─── Records to use ───
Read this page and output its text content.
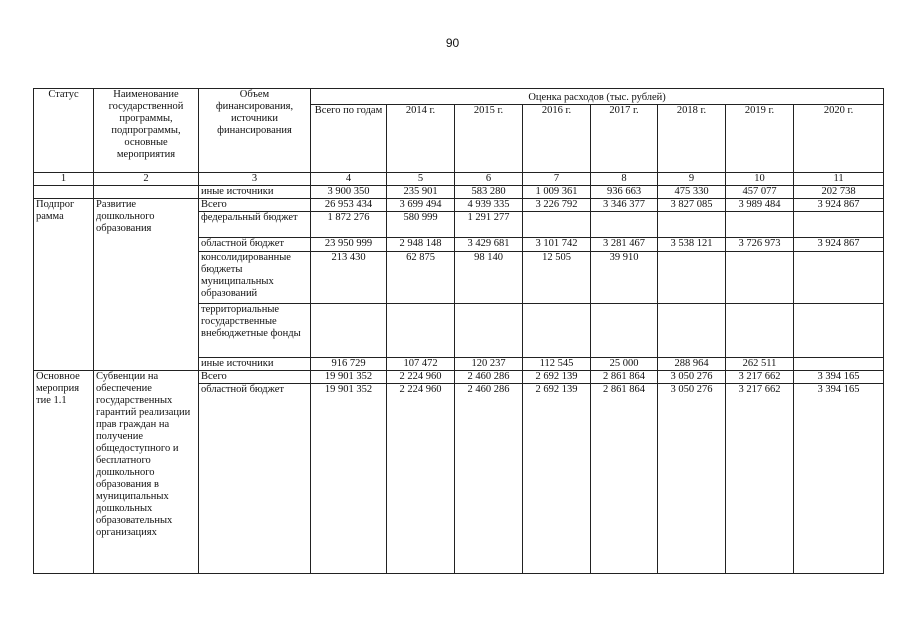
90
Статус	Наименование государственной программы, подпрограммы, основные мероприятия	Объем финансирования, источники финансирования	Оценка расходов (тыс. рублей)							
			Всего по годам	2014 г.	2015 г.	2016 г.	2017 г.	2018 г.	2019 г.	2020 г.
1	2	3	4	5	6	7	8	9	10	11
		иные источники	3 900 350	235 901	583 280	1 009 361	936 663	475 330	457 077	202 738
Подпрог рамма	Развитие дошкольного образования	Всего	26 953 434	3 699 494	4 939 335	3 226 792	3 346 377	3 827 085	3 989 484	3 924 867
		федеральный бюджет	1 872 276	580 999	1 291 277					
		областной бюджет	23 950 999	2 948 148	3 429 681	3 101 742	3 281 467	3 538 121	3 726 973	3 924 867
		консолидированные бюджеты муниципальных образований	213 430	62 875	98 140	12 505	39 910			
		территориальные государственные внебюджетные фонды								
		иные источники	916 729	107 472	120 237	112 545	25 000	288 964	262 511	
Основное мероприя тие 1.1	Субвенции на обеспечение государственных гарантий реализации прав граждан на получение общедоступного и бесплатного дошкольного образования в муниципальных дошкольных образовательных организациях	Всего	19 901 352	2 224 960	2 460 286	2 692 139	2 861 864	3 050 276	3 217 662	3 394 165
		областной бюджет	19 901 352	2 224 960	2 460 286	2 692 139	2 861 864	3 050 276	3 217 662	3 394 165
───
─── Records to use ───
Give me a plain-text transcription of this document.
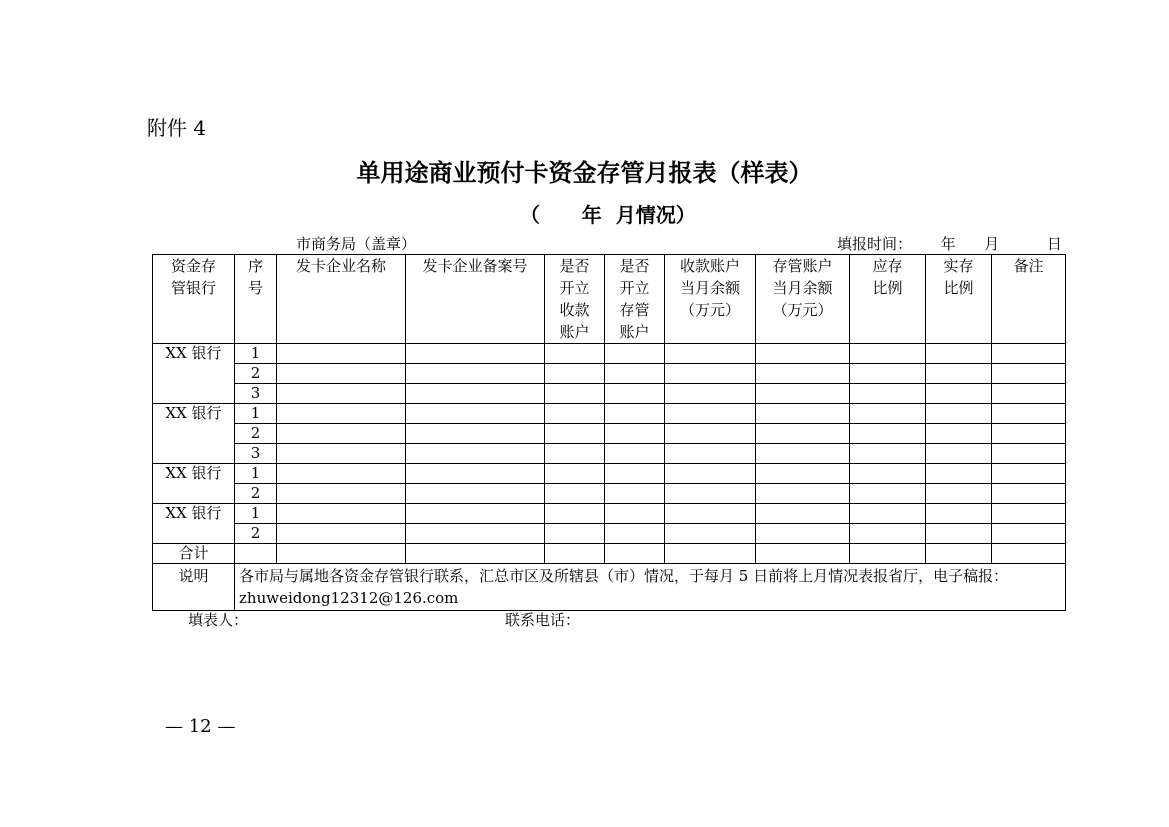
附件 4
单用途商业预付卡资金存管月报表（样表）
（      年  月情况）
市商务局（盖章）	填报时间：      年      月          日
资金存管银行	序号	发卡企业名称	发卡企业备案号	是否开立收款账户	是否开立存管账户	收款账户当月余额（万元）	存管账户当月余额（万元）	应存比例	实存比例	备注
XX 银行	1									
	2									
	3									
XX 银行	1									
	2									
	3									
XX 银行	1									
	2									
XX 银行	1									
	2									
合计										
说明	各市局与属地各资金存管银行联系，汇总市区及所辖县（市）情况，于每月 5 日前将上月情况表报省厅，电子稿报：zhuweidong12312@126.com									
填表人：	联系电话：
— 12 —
───
== Set problem ==
List the lines of the records where "this" occurs.

== Solved exercise ==
Read this page and output its text content.
Give me a plain-text transcription of this document.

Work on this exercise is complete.